[begin Quoted passage]
8 Meyer lemons — very thinly sliced
4-5 Fuyu persimmons — very thinly sliced, horizontally, using a mandolin if possible
4 oz micro greens
1 large handful cilantro leaves
Juice of 1 large lemon
¼ cup olive oil
1 teaspoon pomegranate molasses
Large pinch of coarse sea salt
4-5 grinds of black pepper

  1. Arrange the Meyer lemon and persimmon slices on a large platter or on individual plates in an attractive pattern.  Work in concentric circles, alternating the fruit so that it looks like a giant flower.
  2. Place the micro greens in the center of the platter or plates. Sprinkle with the cilantro leaves.
  3. Whisk together the lemon juice, olive oil, pomegranate molasses, salt and pepper in a small bowl. When ready to serve, drizzle the salad with the vinaigrette.
[end Quoted passage]
» **To be done**
• A. Quote the recipe word for word, in full.
• B. In the records, reproduce only the stretch from the line that contains "x-tick-label: subtropical [806, 414, 895, 434]" through the line that contains "y-tick-label: 6 [610, 313, 620, 333]", swapping "Hemiptera" for "Homoptera" and leaving everything else unchanged.
[begin Supplied entries]
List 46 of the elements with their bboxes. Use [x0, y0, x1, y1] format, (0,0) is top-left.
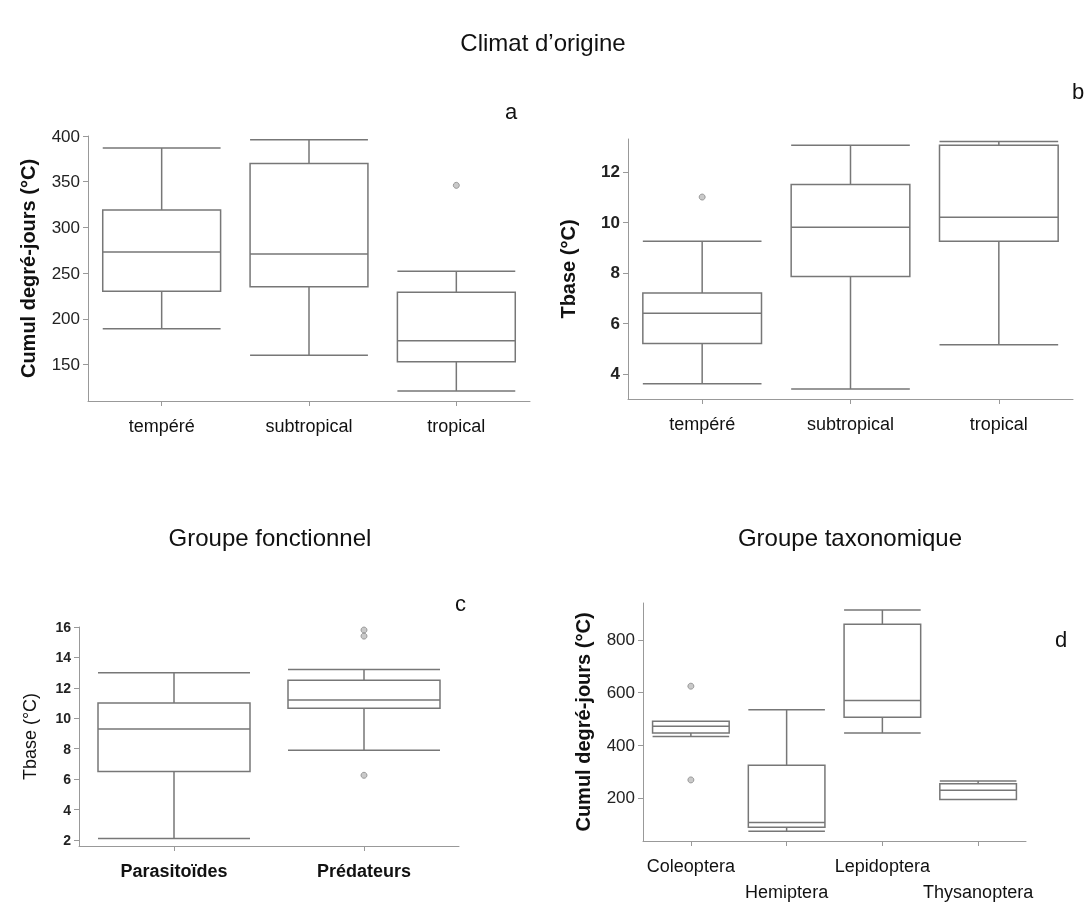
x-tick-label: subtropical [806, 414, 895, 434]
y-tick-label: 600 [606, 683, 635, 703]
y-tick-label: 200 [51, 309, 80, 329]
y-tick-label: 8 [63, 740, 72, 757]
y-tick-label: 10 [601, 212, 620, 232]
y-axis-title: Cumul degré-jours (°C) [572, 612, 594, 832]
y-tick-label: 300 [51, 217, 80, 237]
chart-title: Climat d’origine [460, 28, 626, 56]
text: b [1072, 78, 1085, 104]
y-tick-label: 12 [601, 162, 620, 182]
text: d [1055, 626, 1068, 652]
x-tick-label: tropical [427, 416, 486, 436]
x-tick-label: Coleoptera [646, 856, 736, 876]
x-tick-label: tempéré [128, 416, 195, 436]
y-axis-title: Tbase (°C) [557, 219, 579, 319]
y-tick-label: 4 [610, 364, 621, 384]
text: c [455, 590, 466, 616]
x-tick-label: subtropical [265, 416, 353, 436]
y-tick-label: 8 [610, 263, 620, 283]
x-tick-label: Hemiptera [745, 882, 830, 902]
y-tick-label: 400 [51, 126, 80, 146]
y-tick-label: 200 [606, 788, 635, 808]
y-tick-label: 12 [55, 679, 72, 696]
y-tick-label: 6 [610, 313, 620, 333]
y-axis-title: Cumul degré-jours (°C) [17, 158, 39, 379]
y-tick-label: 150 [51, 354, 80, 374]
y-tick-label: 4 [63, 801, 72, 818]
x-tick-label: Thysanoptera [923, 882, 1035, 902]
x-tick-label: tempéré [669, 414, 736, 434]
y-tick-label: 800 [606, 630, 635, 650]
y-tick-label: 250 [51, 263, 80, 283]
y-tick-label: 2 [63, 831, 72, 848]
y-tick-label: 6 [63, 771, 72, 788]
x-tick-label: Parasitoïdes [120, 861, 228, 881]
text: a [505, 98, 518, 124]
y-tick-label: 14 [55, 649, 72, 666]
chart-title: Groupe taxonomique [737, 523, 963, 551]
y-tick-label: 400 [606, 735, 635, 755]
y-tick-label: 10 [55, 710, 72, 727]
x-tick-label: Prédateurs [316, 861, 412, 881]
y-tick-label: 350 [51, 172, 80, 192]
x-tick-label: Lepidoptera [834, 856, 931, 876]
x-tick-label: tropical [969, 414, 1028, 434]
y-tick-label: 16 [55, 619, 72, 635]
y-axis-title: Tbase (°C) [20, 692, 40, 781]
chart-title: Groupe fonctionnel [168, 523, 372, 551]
[end Supplied entries]
» **Answers provided**
• A.
8 Meyer lemons — very thinly sliced
4-5 Fuyu persimmons — very thinly sliced, horizontally, using a mandolin if possible
4 oz micro greens
1 large handful cilantro leaves
Juice of 1 large lemon
¼ cup olive oil
1 teaspoon pomegranate molasses
Large pinch of coarse sea salt
4-5 grinds of black pepper

  1. Arrange the Meyer lemon and persimmon slices on a large platter or on individual plates in an attractive pattern.  Work in concentric circles, alternating the fruit so that it looks like a giant flower.
  2. Place the micro greens in the center of the platter or plates. Sprinkle with the cilantro leaves.
  3. Whisk together the lemon juice, olive oil, pomegranate molasses, salt and pepper in a small bowl. When ready to serve, drizzle the salad with the vinaigrette.

• B.
x-tick-label: subtropical [806, 414, 895, 434]
y-tick-label: 600 [606, 683, 635, 703]
y-tick-label: 200 [51, 309, 80, 329]
y-tick-label: 8 [63, 740, 72, 757]
y-tick-label: 10 [601, 212, 620, 232]
y-axis-title: Cumul degré-jours (°C) [572, 612, 594, 832]
y-tick-label: 300 [51, 217, 80, 237]
chart-title: Climat d’origine [460, 28, 626, 56]
text: b [1072, 78, 1085, 104]
y-tick-label: 12 [601, 162, 620, 182]
text: d [1055, 626, 1068, 652]
x-tick-label: tropical [427, 416, 486, 436]
x-tick-label: Coleoptera [646, 856, 736, 876]
x-tick-label: tempéré [128, 416, 195, 436]
y-axis-title: Tbase (°C) [557, 219, 579, 319]
y-tick-label: 4 [610, 364, 621, 384]
text: c [455, 590, 466, 616]
x-tick-label: subtropical [265, 416, 353, 436]
y-tick-label: 8 [610, 263, 620, 283]
x-tick-label: Homoptera [745, 882, 830, 902]
y-tick-label: 400 [51, 126, 80, 146]
y-tick-label: 200 [606, 788, 635, 808]
y-tick-label: 12 [55, 679, 72, 696]
y-tick-label: 6 [610, 313, 620, 333]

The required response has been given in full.